Exercise aim
Print all of the lines exactly. Any picture among them stays out.

Listed entries
>> Start
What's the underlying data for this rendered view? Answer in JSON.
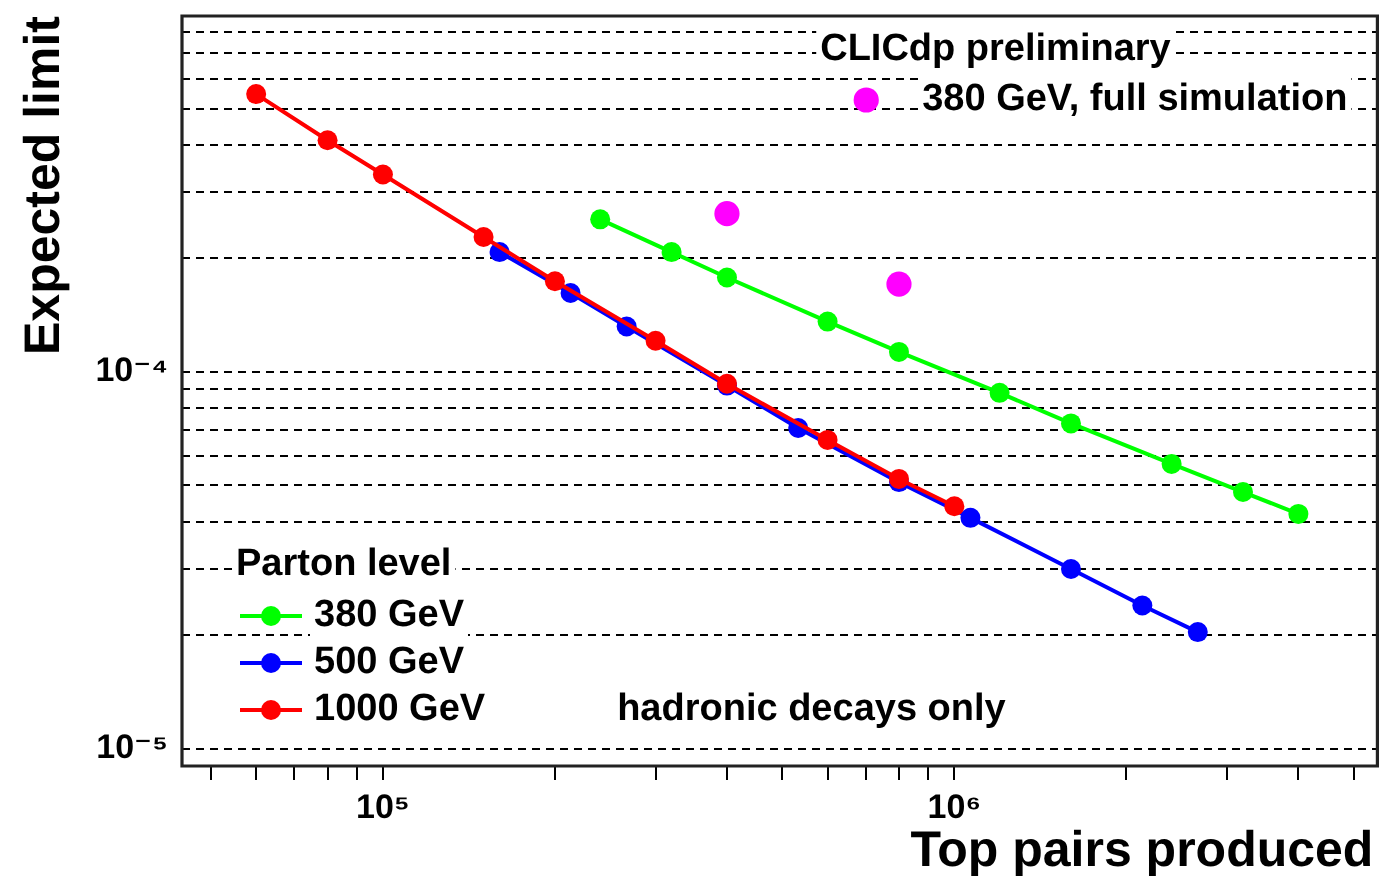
{
  "chart_data": {
    "type": "line",
    "xlabel": "Top pairs produced",
    "ylabel": "Expected limit",
    "legend_title": "Parton level",
    "annotations": [
      "CLICdp preliminary",
      "hadronic decays only"
    ],
    "log": "xy",
    "grid": "y",
    "legend": "bottom left",
    "marker": "circle",
    "line_style": "solid",
    "xlim": [
      44500,
      5500000
    ],
    "ylim": [
      9e-06,
      0.00088
    ],
    "xticks": [
      {
        "value": 50000,
        "label": null
      },
      {
        "value": 60000,
        "label": null
      },
      {
        "value": 70000,
        "label": null
      },
      {
        "value": 80000,
        "label": null
      },
      {
        "value": 90000,
        "label": null
      },
      {
        "value": 100000,
        "label": "10⁵"
      },
      {
        "value": 200000,
        "label": null
      },
      {
        "value": 300000,
        "label": null
      },
      {
        "value": 400000,
        "label": null
      },
      {
        "value": 500000,
        "label": null
      },
      {
        "value": 600000,
        "label": null
      },
      {
        "value": 700000,
        "label": null
      },
      {
        "value": 800000,
        "label": null
      },
      {
        "value": 900000,
        "label": null
      },
      {
        "value": 1000000,
        "label": "10⁶"
      },
      {
        "value": 2000000,
        "label": null
      },
      {
        "value": 3000000,
        "label": null
      },
      {
        "value": 4000000,
        "label": null
      },
      {
        "value": 5000000,
        "label": null
      }
    ],
    "yticks": [
      {
        "value": 1e-05,
        "label": "10⁻⁵"
      },
      {
        "value": 2e-05,
        "label": null
      },
      {
        "value": 3e-05,
        "label": null
      },
      {
        "value": 4e-05,
        "label": null
      },
      {
        "value": 5e-05,
        "label": null
      },
      {
        "value": 6e-05,
        "label": null
      },
      {
        "value": 7e-05,
        "label": null
      },
      {
        "value": 8e-05,
        "label": null
      },
      {
        "value": 9e-05,
        "label": null
      },
      {
        "value": 0.0001,
        "label": "10⁻⁴"
      },
      {
        "value": 0.0002,
        "label": null
      },
      {
        "value": 0.0003,
        "label": null
      },
      {
        "value": 0.0004,
        "label": null
      },
      {
        "value": 0.0005,
        "label": null
      },
      {
        "value": 0.0006,
        "label": null
      },
      {
        "value": 0.0007,
        "label": null
      },
      {
        "value": 0.0008,
        "label": null
      }
    ],
    "series": [
      {
        "name": "380 GeV",
        "color": "#00ff00",
        "x": [
          240000,
          320000,
          400000,
          600000,
          800000,
          1200000,
          1600000,
          2400000,
          3200000,
          4000000
        ],
        "values": [
          0.000254,
          0.000208,
          0.000178,
          0.000136,
          0.000113,
          8.8e-05,
          7.3e-05,
          5.7e-05,
          4.8e-05,
          4.2e-05
        ]
      },
      {
        "name": "500 GeV",
        "color": "#0000ff",
        "x": [
          160000,
          213000,
          267000,
          400000,
          533000,
          800000,
          1067000,
          1600000,
          2133000,
          2667000
        ],
        "values": [
          0.000208,
          0.000162,
          0.000132,
          9.2e-05,
          7.1e-05,
          5.1e-05,
          4.1e-05,
          3e-05,
          2.4e-05,
          2.04e-05
        ]
      },
      {
        "name": "1000 GeV",
        "color": "#ff0000",
        "x": [
          60000,
          80000,
          100000,
          150000,
          200000,
          300000,
          400000,
          600000,
          800000,
          1000000
        ],
        "values": [
          0.000546,
          0.000412,
          0.000334,
          0.000228,
          0.000174,
          0.000121,
          9.3e-05,
          6.6e-05,
          5.2e-05,
          4.4e-05
        ]
      },
      {
        "name": "380 GeV, full simulation",
        "type": "scatter",
        "color": "#ff00ff",
        "x": [
          400000,
          800000
        ],
        "values": [
          0.000263,
          0.000171
        ]
      }
    ]
  }
}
>> End
The result
What's the underlying data for this rendered view? Answer in JSON.
{
  "chart_data": {
    "type": "line",
    "xlabel": "Top pairs produced",
    "ylabel": "Expected limit",
    "legend_title": "Parton level",
    "annotations": [
      "CLICdp preliminary",
      "hadronic decays only"
    ],
    "log": "xy",
    "grid": "y",
    "legend": "bottom left",
    "marker": "circle",
    "line_style": "solid",
    "xlim": [
      44500,
      5500000
    ],
    "ylim": [
      9e-06,
      0.00088
    ],
    "xticks": [
      {
        "value": 50000,
        "label": null
      },
      {
        "value": 60000,
        "label": null
      },
      {
        "value": 70000,
        "label": null
      },
      {
        "value": 80000,
        "label": null
      },
      {
        "value": 90000,
        "label": null
      },
      {
        "value": 100000,
        "label": "10⁵"
      },
      {
        "value": 200000,
        "label": null
      },
      {
        "value": 300000,
        "label": null
      },
      {
        "value": 400000,
        "label": null
      },
      {
        "value": 500000,
        "label": null
      },
      {
        "value": 600000,
        "label": null
      },
      {
        "value": 700000,
        "label": null
      },
      {
        "value": 800000,
        "label": null
      },
      {
        "value": 900000,
        "label": null
      },
      {
        "value": 1000000,
        "label": "10⁶"
      },
      {
        "value": 2000000,
        "label": null
      },
      {
        "value": 3000000,
        "label": null
      },
      {
        "value": 4000000,
        "label": null
      },
      {
        "value": 5000000,
        "label": null
      }
    ],
    "yticks": [
      {
        "value": 1e-05,
        "label": "10⁻⁵"
      },
      {
        "value": 2e-05,
        "label": null
      },
      {
        "value": 3e-05,
        "label": null
      },
      {
        "value": 4e-05,
        "label": null
      },
      {
        "value": 5e-05,
        "label": null
      },
      {
        "value": 6e-05,
        "label": null
      },
      {
        "value": 7e-05,
        "label": null
      },
      {
        "value": 8e-05,
        "label": null
      },
      {
        "value": 9e-05,
        "label": null
      },
      {
        "value": 0.0001,
        "label": "10⁻⁴"
      },
      {
        "value": 0.0002,
        "label": null
      },
      {
        "value": 0.0003,
        "label": null
      },
      {
        "value": 0.0004,
        "label": null
      },
      {
        "value": 0.0005,
        "label": null
      },
      {
        "value": 0.0006,
        "label": null
      },
      {
        "value": 0.0007,
        "label": null
      },
      {
        "value": 0.0008,
        "label": null
      }
    ],
    "series": [
      {
        "name": "380 GeV",
        "color": "#00ff00",
        "x": [
          240000,
          320000,
          400000,
          600000,
          800000,
          1200000,
          1600000,
          2400000,
          3200000,
          4000000
        ],
        "values": [
          0.000254,
          0.000208,
          0.000178,
          0.000136,
          0.000113,
          8.8e-05,
          7.3e-05,
          5.7e-05,
          4.8e-05,
          4.2e-05
        ]
      },
      {
        "name": "500 GeV",
        "color": "#0000ff",
        "x": [
          160000,
          213000,
          267000,
          400000,
          533000,
          800000,
          1067000,
          1600000,
          2133000,
          2667000
        ],
        "values": [
          0.000208,
          0.000162,
          0.000132,
          9.2e-05,
          7.1e-05,
          5.1e-05,
          4.1e-05,
          3e-05,
          2.4e-05,
          2.04e-05
        ]
      },
      {
        "name": "1000 GeV",
        "color": "#ff0000",
        "x": [
          60000,
          80000,
          100000,
          150000,
          200000,
          300000,
          400000,
          600000,
          800000,
          1000000
        ],
        "values": [
          0.000546,
          0.000412,
          0.000334,
          0.000228,
          0.000174,
          0.000121,
          9.3e-05,
          6.6e-05,
          5.2e-05,
          4.4e-05
        ]
      },
      {
        "name": "380 GeV, full simulation",
        "type": "scatter",
        "color": "#ff00ff",
        "x": [
          400000,
          800000
        ],
        "values": [
          0.000263,
          0.000171
        ]
      }
    ]
  }
}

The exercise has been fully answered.